## EXERCISE REQUIREMENTS
Please copy out, unchanged, the part of the records below that opens with their first line and closes with the line containing "session-name: 嘉酿醇香——世界名庄葡萄酒 —", including both of those lines.

*** INPUT ROWS

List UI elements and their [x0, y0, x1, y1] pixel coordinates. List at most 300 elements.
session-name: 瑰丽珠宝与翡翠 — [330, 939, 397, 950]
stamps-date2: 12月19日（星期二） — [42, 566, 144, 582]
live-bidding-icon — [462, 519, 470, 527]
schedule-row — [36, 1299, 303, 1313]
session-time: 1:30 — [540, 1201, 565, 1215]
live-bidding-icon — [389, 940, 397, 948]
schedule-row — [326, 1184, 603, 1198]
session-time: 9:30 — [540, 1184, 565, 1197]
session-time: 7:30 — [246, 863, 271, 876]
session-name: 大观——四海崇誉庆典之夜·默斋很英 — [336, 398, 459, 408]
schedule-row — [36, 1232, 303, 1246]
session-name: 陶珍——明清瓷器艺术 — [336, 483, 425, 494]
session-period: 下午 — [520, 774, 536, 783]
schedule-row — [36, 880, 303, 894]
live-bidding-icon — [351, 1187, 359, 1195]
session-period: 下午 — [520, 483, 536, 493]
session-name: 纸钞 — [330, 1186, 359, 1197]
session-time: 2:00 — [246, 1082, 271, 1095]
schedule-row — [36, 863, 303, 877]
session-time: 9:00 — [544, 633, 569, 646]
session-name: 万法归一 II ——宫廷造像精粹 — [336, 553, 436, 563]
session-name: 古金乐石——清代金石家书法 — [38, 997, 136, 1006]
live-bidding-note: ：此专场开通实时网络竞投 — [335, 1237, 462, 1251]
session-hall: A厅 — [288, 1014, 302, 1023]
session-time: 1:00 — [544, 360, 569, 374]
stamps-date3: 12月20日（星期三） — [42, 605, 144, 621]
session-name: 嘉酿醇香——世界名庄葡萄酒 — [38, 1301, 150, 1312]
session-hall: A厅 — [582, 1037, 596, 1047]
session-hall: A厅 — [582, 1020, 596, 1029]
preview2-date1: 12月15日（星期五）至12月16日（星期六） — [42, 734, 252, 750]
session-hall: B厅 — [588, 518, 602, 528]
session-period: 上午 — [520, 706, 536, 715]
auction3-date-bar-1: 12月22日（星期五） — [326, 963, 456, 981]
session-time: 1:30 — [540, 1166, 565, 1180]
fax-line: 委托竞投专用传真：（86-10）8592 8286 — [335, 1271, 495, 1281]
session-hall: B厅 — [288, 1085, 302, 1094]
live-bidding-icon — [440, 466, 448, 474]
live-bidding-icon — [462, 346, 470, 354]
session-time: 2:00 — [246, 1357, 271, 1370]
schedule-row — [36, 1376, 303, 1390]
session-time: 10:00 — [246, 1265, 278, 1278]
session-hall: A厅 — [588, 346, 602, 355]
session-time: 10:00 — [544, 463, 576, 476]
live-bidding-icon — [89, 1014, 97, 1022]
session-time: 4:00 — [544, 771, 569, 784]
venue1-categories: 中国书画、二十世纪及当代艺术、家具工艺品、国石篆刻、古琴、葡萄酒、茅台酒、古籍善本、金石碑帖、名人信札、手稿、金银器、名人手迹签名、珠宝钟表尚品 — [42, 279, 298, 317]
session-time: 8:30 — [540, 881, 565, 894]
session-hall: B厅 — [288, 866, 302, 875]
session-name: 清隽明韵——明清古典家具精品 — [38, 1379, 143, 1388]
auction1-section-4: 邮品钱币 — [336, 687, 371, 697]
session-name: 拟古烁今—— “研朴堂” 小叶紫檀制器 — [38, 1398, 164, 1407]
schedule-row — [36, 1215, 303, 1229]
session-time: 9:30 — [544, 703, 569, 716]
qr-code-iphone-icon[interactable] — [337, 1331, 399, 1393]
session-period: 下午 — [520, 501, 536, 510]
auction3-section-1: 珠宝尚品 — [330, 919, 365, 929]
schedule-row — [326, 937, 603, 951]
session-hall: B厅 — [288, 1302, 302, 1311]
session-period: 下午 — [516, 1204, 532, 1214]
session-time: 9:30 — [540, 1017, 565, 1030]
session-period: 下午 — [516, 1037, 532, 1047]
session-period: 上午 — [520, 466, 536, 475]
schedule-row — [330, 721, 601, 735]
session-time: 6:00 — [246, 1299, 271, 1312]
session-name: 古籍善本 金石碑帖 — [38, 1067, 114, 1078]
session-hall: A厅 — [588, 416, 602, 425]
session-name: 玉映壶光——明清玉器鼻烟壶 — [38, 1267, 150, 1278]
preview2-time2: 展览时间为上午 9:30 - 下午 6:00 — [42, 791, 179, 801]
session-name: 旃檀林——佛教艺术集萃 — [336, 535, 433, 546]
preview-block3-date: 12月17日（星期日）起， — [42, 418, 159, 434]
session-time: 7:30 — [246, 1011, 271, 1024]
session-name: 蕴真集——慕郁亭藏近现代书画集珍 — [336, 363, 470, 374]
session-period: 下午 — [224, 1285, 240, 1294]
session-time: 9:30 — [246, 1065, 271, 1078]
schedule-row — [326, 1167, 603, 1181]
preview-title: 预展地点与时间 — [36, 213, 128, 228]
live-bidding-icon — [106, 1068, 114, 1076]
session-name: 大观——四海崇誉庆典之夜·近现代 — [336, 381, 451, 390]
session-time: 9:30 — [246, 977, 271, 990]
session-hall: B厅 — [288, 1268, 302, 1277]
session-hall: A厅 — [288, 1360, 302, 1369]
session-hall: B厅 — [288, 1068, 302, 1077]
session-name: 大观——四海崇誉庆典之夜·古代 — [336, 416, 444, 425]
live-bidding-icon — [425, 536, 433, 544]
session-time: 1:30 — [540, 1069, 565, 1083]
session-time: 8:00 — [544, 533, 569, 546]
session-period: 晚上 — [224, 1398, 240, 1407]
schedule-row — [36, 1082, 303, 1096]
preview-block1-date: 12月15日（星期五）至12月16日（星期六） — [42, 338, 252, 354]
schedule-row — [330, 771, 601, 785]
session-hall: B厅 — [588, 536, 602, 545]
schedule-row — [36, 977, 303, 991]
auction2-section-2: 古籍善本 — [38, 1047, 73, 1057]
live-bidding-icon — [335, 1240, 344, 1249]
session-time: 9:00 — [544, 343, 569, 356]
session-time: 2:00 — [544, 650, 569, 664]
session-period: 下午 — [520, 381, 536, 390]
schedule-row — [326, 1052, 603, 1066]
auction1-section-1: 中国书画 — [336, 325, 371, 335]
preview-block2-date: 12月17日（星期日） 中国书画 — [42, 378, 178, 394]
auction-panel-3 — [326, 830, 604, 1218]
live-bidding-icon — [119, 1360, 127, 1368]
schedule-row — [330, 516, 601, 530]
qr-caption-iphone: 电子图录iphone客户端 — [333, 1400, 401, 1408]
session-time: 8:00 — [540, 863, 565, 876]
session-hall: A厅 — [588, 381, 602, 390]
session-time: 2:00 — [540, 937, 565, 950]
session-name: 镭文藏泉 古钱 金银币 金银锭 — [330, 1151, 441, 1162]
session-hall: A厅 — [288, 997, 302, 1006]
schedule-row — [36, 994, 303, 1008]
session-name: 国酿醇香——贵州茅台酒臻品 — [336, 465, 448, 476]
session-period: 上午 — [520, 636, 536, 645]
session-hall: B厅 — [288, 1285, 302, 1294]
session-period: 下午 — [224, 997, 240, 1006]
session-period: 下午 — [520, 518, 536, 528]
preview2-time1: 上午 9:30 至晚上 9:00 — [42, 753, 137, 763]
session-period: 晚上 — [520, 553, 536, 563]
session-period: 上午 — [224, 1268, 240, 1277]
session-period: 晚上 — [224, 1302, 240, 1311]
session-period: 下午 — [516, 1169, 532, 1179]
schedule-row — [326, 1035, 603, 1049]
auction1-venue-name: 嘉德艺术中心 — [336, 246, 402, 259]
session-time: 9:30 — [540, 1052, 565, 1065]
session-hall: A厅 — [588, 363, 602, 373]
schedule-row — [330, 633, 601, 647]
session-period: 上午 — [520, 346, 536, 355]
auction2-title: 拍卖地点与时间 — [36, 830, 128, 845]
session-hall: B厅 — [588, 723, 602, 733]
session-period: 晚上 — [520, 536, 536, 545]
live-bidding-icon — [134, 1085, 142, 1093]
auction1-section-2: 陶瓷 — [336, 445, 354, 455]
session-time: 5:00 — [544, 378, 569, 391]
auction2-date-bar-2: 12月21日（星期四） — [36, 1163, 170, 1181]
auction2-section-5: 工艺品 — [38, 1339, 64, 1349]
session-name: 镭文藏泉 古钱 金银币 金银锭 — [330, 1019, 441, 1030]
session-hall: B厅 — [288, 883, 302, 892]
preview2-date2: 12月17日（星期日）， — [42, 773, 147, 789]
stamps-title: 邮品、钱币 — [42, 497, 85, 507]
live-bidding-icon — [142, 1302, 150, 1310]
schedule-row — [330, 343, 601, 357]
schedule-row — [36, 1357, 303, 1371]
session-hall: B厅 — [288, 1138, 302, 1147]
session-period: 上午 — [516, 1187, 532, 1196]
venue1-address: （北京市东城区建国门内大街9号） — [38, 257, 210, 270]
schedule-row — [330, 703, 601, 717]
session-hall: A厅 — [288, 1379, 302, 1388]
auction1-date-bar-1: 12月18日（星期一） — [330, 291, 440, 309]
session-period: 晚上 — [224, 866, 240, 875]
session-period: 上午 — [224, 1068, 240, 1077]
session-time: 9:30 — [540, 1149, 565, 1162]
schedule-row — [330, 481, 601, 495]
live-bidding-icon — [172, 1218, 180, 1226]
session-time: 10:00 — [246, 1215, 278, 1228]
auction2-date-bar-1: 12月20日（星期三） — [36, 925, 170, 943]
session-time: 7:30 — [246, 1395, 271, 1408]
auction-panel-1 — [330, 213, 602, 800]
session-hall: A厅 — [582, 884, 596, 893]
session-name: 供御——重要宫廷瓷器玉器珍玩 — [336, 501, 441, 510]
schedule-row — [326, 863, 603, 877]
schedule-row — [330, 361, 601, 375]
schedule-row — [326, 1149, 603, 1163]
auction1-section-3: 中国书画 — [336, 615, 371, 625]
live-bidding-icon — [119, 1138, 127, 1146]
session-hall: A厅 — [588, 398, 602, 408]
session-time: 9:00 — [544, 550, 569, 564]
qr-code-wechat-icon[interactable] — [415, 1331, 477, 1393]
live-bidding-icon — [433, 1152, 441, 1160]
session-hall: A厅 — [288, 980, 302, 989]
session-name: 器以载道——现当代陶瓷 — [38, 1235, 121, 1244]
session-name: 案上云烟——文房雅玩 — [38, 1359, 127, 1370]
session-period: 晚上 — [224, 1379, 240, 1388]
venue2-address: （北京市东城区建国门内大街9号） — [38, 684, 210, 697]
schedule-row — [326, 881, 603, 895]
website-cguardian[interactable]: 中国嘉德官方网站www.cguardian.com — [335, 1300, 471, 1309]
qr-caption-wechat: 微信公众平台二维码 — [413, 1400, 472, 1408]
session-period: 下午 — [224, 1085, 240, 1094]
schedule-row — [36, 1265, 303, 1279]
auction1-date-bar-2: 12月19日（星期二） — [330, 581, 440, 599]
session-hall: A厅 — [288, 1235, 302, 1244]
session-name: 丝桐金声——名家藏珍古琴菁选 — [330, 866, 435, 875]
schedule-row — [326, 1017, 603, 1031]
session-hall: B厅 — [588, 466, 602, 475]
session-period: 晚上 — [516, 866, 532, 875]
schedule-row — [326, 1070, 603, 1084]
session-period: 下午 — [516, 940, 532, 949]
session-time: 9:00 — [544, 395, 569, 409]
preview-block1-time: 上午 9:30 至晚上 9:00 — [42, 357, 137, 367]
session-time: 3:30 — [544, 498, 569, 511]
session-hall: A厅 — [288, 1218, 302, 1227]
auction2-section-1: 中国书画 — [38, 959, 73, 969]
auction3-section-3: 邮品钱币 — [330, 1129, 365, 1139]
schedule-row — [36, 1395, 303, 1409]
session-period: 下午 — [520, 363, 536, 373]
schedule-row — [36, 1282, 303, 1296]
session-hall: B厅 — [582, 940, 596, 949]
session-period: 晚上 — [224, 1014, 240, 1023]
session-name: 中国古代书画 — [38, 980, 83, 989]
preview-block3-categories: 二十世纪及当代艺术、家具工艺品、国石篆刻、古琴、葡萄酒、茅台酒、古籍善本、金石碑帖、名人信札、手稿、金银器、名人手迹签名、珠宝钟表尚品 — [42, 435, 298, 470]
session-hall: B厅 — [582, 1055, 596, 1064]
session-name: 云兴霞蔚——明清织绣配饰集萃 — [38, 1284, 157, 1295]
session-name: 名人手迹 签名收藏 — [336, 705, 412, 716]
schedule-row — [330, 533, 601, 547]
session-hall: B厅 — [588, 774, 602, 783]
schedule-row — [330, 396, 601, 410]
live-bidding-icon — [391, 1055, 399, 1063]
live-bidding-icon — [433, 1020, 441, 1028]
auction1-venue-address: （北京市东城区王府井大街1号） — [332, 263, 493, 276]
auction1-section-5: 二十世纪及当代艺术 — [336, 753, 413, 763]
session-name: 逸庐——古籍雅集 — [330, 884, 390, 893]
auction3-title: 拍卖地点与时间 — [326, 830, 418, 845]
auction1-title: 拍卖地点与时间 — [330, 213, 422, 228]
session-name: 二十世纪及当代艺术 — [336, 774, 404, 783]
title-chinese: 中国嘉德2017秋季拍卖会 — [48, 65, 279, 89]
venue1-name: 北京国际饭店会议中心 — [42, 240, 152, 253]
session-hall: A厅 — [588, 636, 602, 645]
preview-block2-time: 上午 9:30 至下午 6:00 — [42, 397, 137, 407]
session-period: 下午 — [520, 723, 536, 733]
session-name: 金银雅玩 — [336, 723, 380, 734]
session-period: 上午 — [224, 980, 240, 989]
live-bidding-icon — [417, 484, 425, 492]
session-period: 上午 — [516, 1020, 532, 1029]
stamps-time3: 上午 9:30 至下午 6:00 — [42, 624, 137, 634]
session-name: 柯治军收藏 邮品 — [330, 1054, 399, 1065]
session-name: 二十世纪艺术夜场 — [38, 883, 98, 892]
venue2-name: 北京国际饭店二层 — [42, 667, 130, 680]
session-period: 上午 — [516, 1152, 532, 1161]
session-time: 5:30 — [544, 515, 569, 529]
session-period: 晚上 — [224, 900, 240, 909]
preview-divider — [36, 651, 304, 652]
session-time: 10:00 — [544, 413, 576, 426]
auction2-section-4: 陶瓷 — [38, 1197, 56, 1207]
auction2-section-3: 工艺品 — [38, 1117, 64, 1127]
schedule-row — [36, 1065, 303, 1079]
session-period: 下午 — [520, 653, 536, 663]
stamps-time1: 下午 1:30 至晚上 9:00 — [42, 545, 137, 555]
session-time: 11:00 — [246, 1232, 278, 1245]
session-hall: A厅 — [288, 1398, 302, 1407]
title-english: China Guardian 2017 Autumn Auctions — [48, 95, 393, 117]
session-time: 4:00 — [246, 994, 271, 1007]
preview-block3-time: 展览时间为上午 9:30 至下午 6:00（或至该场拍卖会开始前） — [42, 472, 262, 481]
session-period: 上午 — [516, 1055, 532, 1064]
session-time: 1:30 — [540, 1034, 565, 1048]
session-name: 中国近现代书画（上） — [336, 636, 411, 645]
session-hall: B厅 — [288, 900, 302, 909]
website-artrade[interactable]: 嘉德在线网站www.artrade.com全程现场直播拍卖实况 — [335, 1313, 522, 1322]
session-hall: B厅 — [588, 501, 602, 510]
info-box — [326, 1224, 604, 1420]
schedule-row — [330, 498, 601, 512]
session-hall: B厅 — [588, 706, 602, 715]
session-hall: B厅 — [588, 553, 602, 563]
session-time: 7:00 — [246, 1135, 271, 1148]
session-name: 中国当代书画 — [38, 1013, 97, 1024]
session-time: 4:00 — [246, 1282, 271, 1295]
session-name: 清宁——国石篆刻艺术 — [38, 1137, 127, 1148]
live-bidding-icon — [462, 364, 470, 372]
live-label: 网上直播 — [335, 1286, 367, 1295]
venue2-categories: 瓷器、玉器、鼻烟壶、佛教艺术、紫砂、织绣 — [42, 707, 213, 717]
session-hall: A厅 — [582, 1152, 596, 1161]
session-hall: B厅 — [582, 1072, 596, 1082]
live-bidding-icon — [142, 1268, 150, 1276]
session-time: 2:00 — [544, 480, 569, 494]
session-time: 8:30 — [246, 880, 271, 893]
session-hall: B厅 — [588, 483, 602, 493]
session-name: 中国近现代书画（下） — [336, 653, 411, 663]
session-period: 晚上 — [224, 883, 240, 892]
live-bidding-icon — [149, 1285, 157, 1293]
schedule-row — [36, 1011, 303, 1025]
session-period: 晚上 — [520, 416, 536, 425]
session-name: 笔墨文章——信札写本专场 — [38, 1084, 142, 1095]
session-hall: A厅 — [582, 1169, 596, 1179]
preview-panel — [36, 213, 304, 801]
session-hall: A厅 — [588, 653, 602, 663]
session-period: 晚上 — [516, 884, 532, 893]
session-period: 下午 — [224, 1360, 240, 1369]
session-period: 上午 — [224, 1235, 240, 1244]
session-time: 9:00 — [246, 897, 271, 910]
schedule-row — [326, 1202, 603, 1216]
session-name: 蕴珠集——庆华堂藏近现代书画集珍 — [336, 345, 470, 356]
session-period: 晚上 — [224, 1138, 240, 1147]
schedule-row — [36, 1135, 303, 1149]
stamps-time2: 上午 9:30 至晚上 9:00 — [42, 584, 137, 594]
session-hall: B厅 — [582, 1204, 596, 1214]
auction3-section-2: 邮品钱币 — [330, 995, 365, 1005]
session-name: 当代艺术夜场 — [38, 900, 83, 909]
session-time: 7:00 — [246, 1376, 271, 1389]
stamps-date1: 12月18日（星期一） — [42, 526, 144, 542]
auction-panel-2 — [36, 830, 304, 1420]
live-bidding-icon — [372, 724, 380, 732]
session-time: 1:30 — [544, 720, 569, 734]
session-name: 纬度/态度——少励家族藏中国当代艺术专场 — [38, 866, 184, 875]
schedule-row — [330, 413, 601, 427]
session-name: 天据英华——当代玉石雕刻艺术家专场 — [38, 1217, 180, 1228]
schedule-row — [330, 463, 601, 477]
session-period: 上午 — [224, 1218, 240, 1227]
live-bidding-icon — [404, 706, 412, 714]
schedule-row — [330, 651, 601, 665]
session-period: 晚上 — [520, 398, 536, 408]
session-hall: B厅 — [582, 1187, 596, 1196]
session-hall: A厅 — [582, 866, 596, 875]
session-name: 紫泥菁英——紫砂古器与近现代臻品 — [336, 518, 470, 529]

******

## ANSWER TO THIS EXERCISE
List UI elements and their [x0, y0, x1, y1] pixel coordinates. List at most 300 elements.
session-name: 瑰丽珠宝与翡翠 — [330, 939, 397, 950]
stamps-date2: 12月19日（星期二） — [42, 566, 144, 582]
live-bidding-icon — [462, 519, 470, 527]
schedule-row — [36, 1299, 303, 1313]
session-time: 1:30 — [540, 1201, 565, 1215]
live-bidding-icon — [389, 940, 397, 948]
schedule-row — [326, 1184, 603, 1198]
session-time: 9:30 — [540, 1184, 565, 1197]
session-time: 7:30 — [246, 863, 271, 876]
session-name: 大观——四海崇誉庆典之夜·默斋很英 — [336, 398, 459, 408]
schedule-row — [36, 1232, 303, 1246]
session-name: 陶珍——明清瓷器艺术 — [336, 483, 425, 494]
session-period: 下午 — [520, 774, 536, 783]
schedule-row — [36, 880, 303, 894]
live-bidding-icon — [351, 1187, 359, 1195]
session-period: 下午 — [520, 483, 536, 493]
session-name: 纸钞 — [330, 1186, 359, 1197]
session-time: 2:00 — [246, 1082, 271, 1095]
schedule-row — [36, 863, 303, 877]
session-time: 9:00 — [544, 633, 569, 646]
session-name: 万法归一 II ——宫廷造像精粹 — [336, 553, 436, 563]
session-name: 古金乐石——清代金石家书法 — [38, 997, 136, 1006]
live-bidding-note: ：此专场开通实时网络竞投 — [335, 1237, 462, 1251]
session-hall: A厅 — [288, 1014, 302, 1023]
session-time: 1:00 — [544, 360, 569, 374]
stamps-date3: 12月20日（星期三） — [42, 605, 144, 621]
session-name: 嘉酿醇香——世界名庄葡萄酒 — [38, 1301, 150, 1312]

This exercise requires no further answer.